Problem description: Retype the material below. Keep every word exactly as it is.

○ ○ ○ ○ ○

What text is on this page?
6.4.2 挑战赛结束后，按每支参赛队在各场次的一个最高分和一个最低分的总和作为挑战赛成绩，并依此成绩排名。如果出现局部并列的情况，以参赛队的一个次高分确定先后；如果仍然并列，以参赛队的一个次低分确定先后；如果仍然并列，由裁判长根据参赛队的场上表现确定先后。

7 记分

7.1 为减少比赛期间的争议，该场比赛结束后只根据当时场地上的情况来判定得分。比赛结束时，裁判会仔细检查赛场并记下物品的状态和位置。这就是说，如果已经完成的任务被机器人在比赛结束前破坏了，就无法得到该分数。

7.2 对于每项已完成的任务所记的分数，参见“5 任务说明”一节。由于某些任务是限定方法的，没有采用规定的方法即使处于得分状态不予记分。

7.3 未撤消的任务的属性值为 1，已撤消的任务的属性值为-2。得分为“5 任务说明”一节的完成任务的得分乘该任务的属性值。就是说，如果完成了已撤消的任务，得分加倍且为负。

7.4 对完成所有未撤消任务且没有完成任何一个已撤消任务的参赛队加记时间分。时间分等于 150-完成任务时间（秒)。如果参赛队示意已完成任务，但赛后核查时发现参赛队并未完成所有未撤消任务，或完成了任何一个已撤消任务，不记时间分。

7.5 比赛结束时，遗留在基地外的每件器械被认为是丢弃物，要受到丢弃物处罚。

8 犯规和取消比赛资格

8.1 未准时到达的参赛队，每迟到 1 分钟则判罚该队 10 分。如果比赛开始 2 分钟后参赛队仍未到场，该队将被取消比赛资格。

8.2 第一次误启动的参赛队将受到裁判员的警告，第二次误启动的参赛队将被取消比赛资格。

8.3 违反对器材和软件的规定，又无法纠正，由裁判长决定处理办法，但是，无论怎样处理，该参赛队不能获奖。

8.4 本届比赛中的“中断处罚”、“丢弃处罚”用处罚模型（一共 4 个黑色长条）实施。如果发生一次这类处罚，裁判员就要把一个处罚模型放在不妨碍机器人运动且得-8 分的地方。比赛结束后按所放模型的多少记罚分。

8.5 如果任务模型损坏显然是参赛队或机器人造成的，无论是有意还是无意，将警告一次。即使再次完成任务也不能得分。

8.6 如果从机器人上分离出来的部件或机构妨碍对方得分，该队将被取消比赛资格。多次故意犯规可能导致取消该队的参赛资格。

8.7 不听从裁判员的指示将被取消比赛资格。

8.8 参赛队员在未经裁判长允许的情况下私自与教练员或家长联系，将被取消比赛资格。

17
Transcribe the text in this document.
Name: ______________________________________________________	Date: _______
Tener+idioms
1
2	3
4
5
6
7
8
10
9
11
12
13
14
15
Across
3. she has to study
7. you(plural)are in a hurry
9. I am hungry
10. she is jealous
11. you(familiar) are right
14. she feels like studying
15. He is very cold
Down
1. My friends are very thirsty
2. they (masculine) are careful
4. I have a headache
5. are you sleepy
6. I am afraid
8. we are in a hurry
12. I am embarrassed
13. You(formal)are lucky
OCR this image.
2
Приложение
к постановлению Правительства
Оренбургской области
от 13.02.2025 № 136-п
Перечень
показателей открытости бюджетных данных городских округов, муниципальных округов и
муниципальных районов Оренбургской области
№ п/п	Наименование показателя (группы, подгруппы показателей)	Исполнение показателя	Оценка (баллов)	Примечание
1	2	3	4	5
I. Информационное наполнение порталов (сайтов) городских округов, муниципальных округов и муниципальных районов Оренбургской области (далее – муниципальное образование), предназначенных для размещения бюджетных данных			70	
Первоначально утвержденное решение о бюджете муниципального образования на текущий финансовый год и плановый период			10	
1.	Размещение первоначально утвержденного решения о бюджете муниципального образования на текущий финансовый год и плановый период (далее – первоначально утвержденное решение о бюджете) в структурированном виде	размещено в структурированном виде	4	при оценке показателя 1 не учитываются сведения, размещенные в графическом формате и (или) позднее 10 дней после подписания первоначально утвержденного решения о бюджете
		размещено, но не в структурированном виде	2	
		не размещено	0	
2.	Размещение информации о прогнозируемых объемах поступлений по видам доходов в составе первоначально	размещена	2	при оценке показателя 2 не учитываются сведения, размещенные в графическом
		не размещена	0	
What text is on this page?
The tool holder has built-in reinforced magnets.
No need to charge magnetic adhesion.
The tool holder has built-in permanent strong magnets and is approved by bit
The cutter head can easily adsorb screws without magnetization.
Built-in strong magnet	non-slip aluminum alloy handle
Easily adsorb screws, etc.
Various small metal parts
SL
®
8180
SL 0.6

○ ○ ○ ○ ○

Problem solution:
What text is on this page?
6.4.2 挑战赛结束后，按每支参赛队在各场次的一个最高分和一个最低分的总和作为挑战赛成绩，并依此成绩排名。如果出现局部并列的情况，以参赛队的一个次高分确定先后；如果仍然并列，以参赛队的一个次低分确定先后；如果仍然并列，由裁判长根据参赛队的场上表现确定先后。

7 记分

7.1 为减少比赛期间的争议，该场比赛结束后只根据当时场地上的情况来判定得分。比赛结束时，裁判会仔细检查赛场并记下物品的状态和位置。这就是说，如果已经完成的任务被机器人在比赛结束前破坏了，就无法得到该分数。

7.2 对于每项已完成的任务所记的分数，参见“5 任务说明”一节。由于某些任务是限定方法的，没有采用规定的方法即使处于得分状态不予记分。

7.3 未撤消的任务的属性值为 1，已撤消的任务的属性值为-2。得分为“5 任务说明”一节的完成任务的得分乘该任务的属性值。就是说，如果完成了已撤消的任务，得分加倍且为负。

7.4 对完成所有未撤消任务且没有完成任何一个已撤消任务的参赛队加记时间分。时间分等于 150-完成任务时间（秒)。如果参赛队示意已完成任务，但赛后核查时发现参赛队并未完成所有未撤消任务，或完成了任何一个已撤消任务，不记时间分。

7.5 比赛结束时，遗留在基地外的每件器械被认为是丢弃物，要受到丢弃物处罚。

8 犯规和取消比赛资格

8.1 未准时到达的参赛队，每迟到 1 分钟则判罚该队 10 分。如果比赛开始 2 分钟后参赛队仍未到场，该队将被取消比赛资格。

8.2 第一次误启动的参赛队将受到裁判员的警告，第二次误启动的参赛队将被取消比赛资格。

8.3 违反对器材和软件的规定，又无法纠正，由裁判长决定处理办法，但是，无论怎样处理，该参赛队不能获奖。

8.4 本届比赛中的“中断处罚”、“丢弃处罚”用处罚模型（一共 4 个黑色长条）实施。如果发生一次这类处罚，裁判员就要把一个处罚模型放在不妨碍机器人运动且得-8 分的地方。比赛结束后按所放模型的多少记罚分。

8.5 如果任务模型损坏显然是参赛队或机器人造成的，无论是有意还是无意，将警告一次。即使再次完成任务也不能得分。

8.6 如果从机器人上分离出来的部件或机构妨碍对方得分，该队将被取消比赛资格。多次故意犯规可能导致取消该队的参赛资格。

8.7 不听从裁判员的指示将被取消比赛资格。

8.8 参赛队员在未经裁判长允许的情况下私自与教练员或家长联系，将被取消比赛资格。

17
Transcribe the text in this document.
Name: ______________________________________________________	Date: _______
Tener+idioms
1
2	3
4
5
6
7
8
10
9
11
12
13
14
15
Across
3. she has to study
7. you(plural)are in a hurry
9. I am hungry
10. she is jealous
11. you(familiar) are right
14. she feels like studying
15. He is very cold
Down
1. My friends are very thirsty
2. they (masculine) are careful
4. I have a headache
5. are you sleepy
6. I am afraid
8. we are in a hurry
12. I am embarrassed
13. You(formal)are lucky
OCR this image.
2
Приложение
к постановлению Правительства
Оренбургской области
от 13.02.2025 № 136-п
Перечень
показателей открытости бюджетных данных городских округов, муниципальных округов и
муниципальных районов Оренбургской области
№ п/п	Наименование показателя (группы, подгруппы показателей)	Исполнение показателя	Оценка (баллов)	Примечание
1	2	3	4	5
I. Информационное наполнение порталов (сайтов) городских округов, муниципальных округов и муниципальных районов Оренбургской области (далее – муниципальное образование), предназначенных для размещения бюджетных данных			70	
Первоначально утвержденное решение о бюджете муниципального образования на текущий финансовый год и плановый период			10	
1.	Размещение первоначально утвержденного решения о бюджете муниципального образования на текущий финансовый год и плановый период (далее – первоначально утвержденное решение о бюджете) в структурированном виде	размещено в структурированном виде	4	при оценке показателя 1 не учитываются сведения, размещенные в графическом формате и (или) позднее 10 дней после подписания первоначально утвержденного решения о бюджете
		размещено, но не в структурированном виде	2	
		не размещено	0	
2.	Размещение информации о прогнозируемых объемах поступлений по видам доходов в составе первоначально	размещена	2	при оценке показателя 2 не учитываются сведения, размещенные в графическом
		не размещена	0	
What text is on this page?
The tool holder has built-in reinforced magnets.
No need to charge magnetic adhesion.
The tool holder has built-in permanent strong magnets and is approved by bit
The cutter head can easily adsorb screws without magnetization.
Built-in strong magnet	non-slip aluminum alloy handle
Easily adsorb screws, etc.
Various small metal parts
SL
®
8180
SL 0.6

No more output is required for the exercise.